■ **Items**
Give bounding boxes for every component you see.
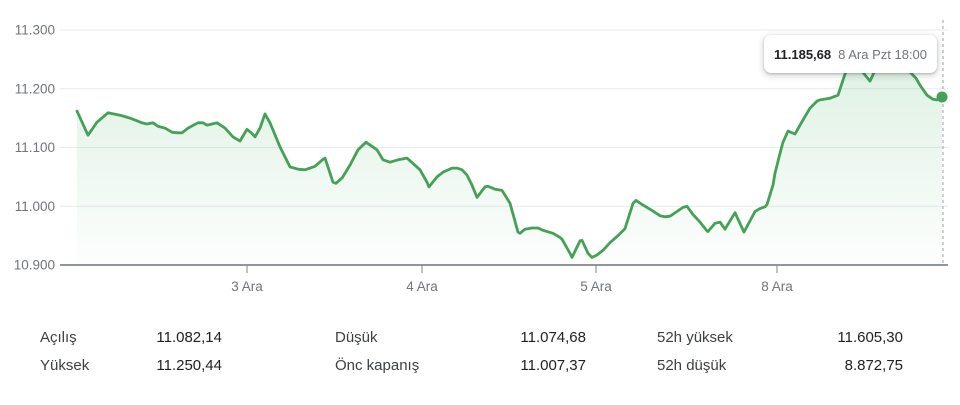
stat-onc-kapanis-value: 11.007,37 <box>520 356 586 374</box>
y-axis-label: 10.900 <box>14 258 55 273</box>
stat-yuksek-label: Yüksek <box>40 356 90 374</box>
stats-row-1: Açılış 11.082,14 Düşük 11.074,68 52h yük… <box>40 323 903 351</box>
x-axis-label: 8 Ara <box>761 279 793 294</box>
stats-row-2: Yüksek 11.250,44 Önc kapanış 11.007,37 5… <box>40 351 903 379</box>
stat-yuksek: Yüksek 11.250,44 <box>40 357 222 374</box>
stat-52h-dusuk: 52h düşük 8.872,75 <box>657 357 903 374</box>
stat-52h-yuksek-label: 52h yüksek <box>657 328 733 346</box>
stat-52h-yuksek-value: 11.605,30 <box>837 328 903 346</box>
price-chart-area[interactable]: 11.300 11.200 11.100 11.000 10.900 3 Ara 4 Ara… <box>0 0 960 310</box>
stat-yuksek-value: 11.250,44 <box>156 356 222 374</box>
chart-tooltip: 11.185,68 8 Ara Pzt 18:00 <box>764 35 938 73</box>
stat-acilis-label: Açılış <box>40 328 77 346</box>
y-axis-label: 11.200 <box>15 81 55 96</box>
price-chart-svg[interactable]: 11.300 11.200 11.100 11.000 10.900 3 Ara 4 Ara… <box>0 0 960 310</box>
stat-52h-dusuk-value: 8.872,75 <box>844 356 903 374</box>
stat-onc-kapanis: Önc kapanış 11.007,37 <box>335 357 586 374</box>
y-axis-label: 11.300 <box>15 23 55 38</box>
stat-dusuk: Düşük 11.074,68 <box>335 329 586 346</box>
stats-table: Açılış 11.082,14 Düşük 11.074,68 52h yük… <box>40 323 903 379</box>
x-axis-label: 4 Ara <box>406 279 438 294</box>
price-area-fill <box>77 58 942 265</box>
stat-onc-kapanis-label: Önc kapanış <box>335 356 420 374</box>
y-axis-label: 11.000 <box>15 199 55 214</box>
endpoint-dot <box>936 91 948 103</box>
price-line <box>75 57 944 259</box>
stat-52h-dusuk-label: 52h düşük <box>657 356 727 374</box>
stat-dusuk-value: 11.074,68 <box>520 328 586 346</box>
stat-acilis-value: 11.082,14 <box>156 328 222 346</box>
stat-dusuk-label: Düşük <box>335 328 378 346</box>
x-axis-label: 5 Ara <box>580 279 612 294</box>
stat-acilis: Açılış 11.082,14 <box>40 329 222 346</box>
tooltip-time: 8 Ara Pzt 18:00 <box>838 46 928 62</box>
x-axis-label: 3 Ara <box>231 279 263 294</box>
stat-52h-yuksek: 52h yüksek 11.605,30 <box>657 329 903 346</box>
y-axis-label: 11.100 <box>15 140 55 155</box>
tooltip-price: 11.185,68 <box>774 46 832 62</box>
* * *
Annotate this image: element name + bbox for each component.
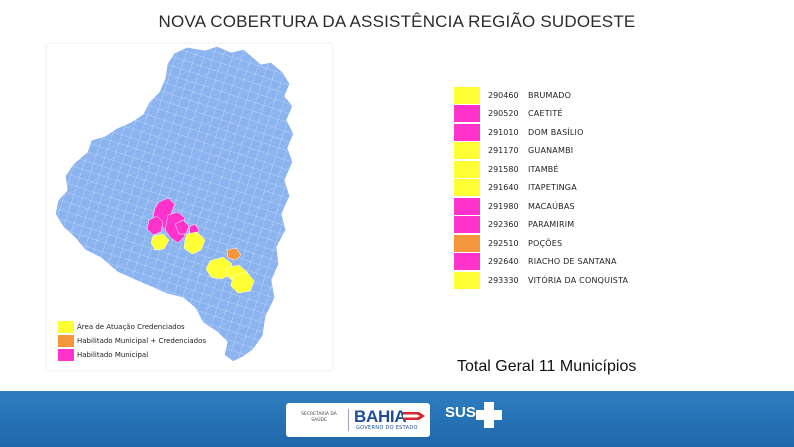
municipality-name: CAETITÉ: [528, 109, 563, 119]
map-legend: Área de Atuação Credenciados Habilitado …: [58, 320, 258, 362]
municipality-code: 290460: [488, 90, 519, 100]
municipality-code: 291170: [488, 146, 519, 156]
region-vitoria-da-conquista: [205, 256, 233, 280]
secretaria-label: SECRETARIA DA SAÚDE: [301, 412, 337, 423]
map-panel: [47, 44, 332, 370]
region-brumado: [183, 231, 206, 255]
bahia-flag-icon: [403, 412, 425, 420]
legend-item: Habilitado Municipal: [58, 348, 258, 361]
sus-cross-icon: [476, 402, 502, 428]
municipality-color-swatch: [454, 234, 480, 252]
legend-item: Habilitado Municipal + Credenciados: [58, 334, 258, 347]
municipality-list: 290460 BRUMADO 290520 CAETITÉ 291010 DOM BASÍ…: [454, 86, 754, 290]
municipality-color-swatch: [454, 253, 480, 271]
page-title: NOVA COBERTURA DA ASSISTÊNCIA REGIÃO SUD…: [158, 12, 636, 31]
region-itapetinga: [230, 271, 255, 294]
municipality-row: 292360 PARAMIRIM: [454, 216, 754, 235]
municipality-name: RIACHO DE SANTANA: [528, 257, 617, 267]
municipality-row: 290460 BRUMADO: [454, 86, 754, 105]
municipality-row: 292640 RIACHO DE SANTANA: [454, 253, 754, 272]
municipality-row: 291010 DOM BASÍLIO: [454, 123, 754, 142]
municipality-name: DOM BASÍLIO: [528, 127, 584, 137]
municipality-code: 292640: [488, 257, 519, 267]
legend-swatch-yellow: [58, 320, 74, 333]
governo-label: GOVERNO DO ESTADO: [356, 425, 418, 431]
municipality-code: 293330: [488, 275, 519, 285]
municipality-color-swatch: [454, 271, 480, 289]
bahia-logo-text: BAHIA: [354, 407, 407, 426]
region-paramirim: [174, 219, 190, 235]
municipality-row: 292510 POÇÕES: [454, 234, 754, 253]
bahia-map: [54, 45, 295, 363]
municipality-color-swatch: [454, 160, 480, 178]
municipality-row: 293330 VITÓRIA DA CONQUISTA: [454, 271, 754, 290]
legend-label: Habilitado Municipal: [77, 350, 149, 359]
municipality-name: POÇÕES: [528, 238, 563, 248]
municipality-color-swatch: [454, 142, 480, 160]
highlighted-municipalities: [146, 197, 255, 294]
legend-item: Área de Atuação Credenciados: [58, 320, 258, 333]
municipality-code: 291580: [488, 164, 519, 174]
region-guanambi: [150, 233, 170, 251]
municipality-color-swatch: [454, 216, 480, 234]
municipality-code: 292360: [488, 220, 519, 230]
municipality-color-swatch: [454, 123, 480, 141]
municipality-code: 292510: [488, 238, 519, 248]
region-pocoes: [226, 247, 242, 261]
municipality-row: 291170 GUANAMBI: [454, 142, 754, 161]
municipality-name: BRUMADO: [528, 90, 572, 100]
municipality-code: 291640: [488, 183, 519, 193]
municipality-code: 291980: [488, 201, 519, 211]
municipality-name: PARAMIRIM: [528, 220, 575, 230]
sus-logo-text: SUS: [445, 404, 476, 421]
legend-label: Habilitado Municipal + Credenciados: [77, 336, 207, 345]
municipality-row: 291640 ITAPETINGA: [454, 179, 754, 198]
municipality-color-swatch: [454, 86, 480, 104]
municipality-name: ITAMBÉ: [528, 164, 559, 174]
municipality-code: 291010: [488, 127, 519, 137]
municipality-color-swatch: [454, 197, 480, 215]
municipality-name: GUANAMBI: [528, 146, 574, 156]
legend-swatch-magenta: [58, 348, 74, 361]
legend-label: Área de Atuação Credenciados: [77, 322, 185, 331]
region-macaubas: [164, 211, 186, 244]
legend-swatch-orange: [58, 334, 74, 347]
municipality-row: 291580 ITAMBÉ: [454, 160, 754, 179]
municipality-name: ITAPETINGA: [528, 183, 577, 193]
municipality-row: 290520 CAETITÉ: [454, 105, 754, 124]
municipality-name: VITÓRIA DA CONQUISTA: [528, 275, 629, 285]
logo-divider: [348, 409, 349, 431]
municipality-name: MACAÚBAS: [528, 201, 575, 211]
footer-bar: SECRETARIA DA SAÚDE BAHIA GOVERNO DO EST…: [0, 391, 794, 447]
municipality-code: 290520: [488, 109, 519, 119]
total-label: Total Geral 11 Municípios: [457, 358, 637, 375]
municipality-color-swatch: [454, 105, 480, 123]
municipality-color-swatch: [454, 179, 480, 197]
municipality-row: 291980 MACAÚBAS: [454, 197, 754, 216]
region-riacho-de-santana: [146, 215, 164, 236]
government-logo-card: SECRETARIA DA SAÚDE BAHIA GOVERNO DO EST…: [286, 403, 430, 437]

■ **What you have to do**
Copy out the entries again without changes, from the line holding "municipality-name: CAETITÉ: [528, 109, 563, 119]" through the line holding "municipality-row: 292640 RIACHO", inclusive.

■ **Reply to the task**
municipality-name: CAETITÉ: [528, 109, 563, 119]
map-legend: Área de Atuação Credenciados Habilitado …: [58, 320, 258, 362]
municipality-code: 290460: [488, 90, 519, 100]
municipality-code: 291170: [488, 146, 519, 156]
region-vitoria-da-conquista: [205, 256, 233, 280]
secretaria-label: SECRETARIA DA SAÚDE: [301, 412, 337, 423]
map-panel: [47, 44, 332, 370]
region-brumado: [183, 231, 206, 255]
bahia-flag-icon: [403, 412, 425, 420]
legend-item: Habilitado Municipal: [58, 348, 258, 361]
sus-cross-icon: [476, 402, 502, 428]
municipality-color-swatch: [454, 234, 480, 252]
legend-item: Habilitado Municipal + Credenciados: [58, 334, 258, 347]
municipality-list: 290460 BRUMADO 290520 CAETITÉ 291010 DOM BASÍ…: [454, 86, 754, 290]
municipality-color-swatch: [454, 253, 480, 271]
page-title: NOVA COBERTURA DA ASSISTÊNCIA REGIÃO SUD…: [158, 12, 636, 31]
region-itapetinga: [230, 271, 255, 294]
municipality-row: 292360 PARAMIRIM: [454, 216, 754, 235]
municipality-name: RIACHO DE SANTANA: [528, 257, 617, 267]
municipality-row: 290460 BRUMADO: [454, 86, 754, 105]
municipality-row: 292640 RIACHO DE SANTANA: [454, 253, 754, 272]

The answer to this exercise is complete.